-- Start --

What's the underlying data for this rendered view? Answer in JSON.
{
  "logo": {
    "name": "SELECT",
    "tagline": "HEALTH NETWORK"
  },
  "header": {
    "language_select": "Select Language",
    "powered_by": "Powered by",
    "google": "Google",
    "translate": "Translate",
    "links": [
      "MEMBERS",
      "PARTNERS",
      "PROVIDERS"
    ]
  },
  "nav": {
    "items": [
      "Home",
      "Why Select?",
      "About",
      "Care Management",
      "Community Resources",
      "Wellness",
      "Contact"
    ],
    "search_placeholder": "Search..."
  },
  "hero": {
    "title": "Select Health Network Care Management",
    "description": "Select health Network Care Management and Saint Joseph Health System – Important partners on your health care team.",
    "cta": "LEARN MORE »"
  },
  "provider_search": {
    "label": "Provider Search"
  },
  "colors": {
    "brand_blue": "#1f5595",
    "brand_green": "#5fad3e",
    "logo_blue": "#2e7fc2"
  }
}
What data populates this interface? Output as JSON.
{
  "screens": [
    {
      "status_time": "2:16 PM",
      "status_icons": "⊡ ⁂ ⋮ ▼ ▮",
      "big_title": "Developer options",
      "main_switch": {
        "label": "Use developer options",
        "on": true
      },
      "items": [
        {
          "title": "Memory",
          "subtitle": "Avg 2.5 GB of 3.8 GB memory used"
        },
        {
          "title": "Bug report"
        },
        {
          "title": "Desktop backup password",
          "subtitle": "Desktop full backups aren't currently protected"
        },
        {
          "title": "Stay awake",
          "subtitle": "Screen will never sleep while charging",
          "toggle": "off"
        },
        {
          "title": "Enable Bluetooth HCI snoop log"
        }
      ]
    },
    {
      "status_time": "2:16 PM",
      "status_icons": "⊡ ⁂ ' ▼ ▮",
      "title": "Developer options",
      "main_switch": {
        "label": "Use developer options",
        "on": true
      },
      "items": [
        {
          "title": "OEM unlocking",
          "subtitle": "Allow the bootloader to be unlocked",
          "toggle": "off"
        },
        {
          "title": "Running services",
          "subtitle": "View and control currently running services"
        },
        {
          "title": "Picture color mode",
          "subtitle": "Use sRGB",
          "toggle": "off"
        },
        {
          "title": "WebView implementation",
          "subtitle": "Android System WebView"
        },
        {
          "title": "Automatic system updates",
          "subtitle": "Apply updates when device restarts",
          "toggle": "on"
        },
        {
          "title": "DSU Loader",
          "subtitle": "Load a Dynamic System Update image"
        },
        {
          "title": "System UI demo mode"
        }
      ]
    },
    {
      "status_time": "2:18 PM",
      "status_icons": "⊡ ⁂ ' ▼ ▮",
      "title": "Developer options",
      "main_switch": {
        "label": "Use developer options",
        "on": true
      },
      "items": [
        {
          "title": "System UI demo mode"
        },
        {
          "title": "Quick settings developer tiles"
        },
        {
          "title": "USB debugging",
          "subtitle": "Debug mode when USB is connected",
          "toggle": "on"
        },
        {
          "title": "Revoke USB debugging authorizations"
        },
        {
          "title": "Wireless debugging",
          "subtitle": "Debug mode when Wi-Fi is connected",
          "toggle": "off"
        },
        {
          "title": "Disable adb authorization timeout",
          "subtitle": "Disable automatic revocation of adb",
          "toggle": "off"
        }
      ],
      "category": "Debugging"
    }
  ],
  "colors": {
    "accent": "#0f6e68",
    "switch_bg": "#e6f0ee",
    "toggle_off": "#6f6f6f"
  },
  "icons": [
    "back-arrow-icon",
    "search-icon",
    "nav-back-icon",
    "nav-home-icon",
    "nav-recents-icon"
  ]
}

-- End --

Written problem
Set all of the records down again, exactly as they stand.

Exercise output
What's the underlying data for this rendered view? Answer in JSON.
{
  "logo": {
    "name": "SELECT",
    "tagline": "HEALTH NETWORK"
  },
  "header": {
    "language_select": "Select Language",
    "powered_by": "Powered by",
    "google": "Google",
    "translate": "Translate",
    "links": [
      "MEMBERS",
      "PARTNERS",
      "PROVIDERS"
    ]
  },
  "nav": {
    "items": [
      "Home",
      "Why Select?",
      "About",
      "Care Management",
      "Community Resources",
      "Wellness",
      "Contact"
    ],
    "search_placeholder": "Search..."
  },
  "hero": {
    "title": "Select Health Network Care Management",
    "description": "Select health Network Care Management and Saint Joseph Health System – Important partners on your health care team.",
    "cta": "LEARN MORE »"
  },
  "provider_search": {
    "label": "Provider Search"
  },
  "colors": {
    "brand_blue": "#1f5595",
    "brand_green": "#5fad3e",
    "logo_blue": "#2e7fc2"
  }
}
What data populates this interface? Output as JSON.
{
  "screens": [
    {
      "status_time": "2:16 PM",
      "status_icons": "⊡ ⁂ ⋮ ▼ ▮",
      "big_title": "Developer options",
      "main_switch": {
        "label": "Use developer options",
        "on": true
      },
      "items": [
        {
          "title": "Memory",
          "subtitle": "Avg 2.5 GB of 3.8 GB memory used"
        },
        {
          "title": "Bug report"
        },
        {
          "title": "Desktop backup password",
          "subtitle": "Desktop full backups aren't currently protected"
        },
        {
          "title": "Stay awake",
          "subtitle": "Screen will never sleep while charging",
          "toggle": "off"
        },
        {
          "title": "Enable Bluetooth HCI snoop log"
        }
      ]
    },
    {
      "status_time": "2:16 PM",
      "status_icons": "⊡ ⁂ ' ▼ ▮",
      "title": "Developer options",
      "main_switch": {
        "label": "Use developer options",
        "on": true
      },
      "items": [
        {
          "title": "OEM unlocking",
          "subtitle": "Allow the bootloader to be unlocked",
          "toggle": "off"
        },
        {
          "title": "Running services",
          "subtitle": "View and control currently running services"
        },
        {
          "title": "Picture color mode",
          "subtitle": "Use sRGB",
          "toggle": "off"
        },
        {
          "title": "WebView implementation",
          "subtitle": "Android System WebView"
        },
        {
          "title": "Automatic system updates",
          "subtitle": "Apply updates when device restarts",
          "toggle": "on"
        },
        {
          "title": "DSU Loader",
          "subtitle": "Load a Dynamic System Update image"
        },
        {
          "title": "System UI demo mode"
        }
      ]
    },
    {
      "status_time": "2:18 PM",
      "status_icons": "⊡ ⁂ ' ▼ ▮",
      "title": "Developer options",
      "main_switch": {
        "label": "Use developer options",
        "on": true
      },
      "items": [
        {
          "title": "System UI demo mode"
        },
        {
          "title": "Quick settings developer tiles"
        },
        {
          "title": "USB debugging",
          "subtitle": "Debug mode when USB is connected",
          "toggle": "on"
        },
        {
          "title": "Revoke USB debugging authorizations"
        },
        {
          "title": "Wireless debugging",
          "subtitle": "Debug mode when Wi-Fi is connected",
          "toggle": "off"
        },
        {
          "title": "Disable adb authorization timeout",
          "subtitle": "Disable automatic revocation of adb",
          "toggle": "off"
        }
      ],
      "category": "Debugging"
    }
  ],
  "colors": {
    "accent": "#0f6e68",
    "switch_bg": "#e6f0ee",
    "toggle_off": "#6f6f6f"
  },
  "icons": [
    "back-arrow-icon",
    "search-icon",
    "nav-back-icon",
    "nav-home-icon",
    "nav-recents-icon"
  ]
}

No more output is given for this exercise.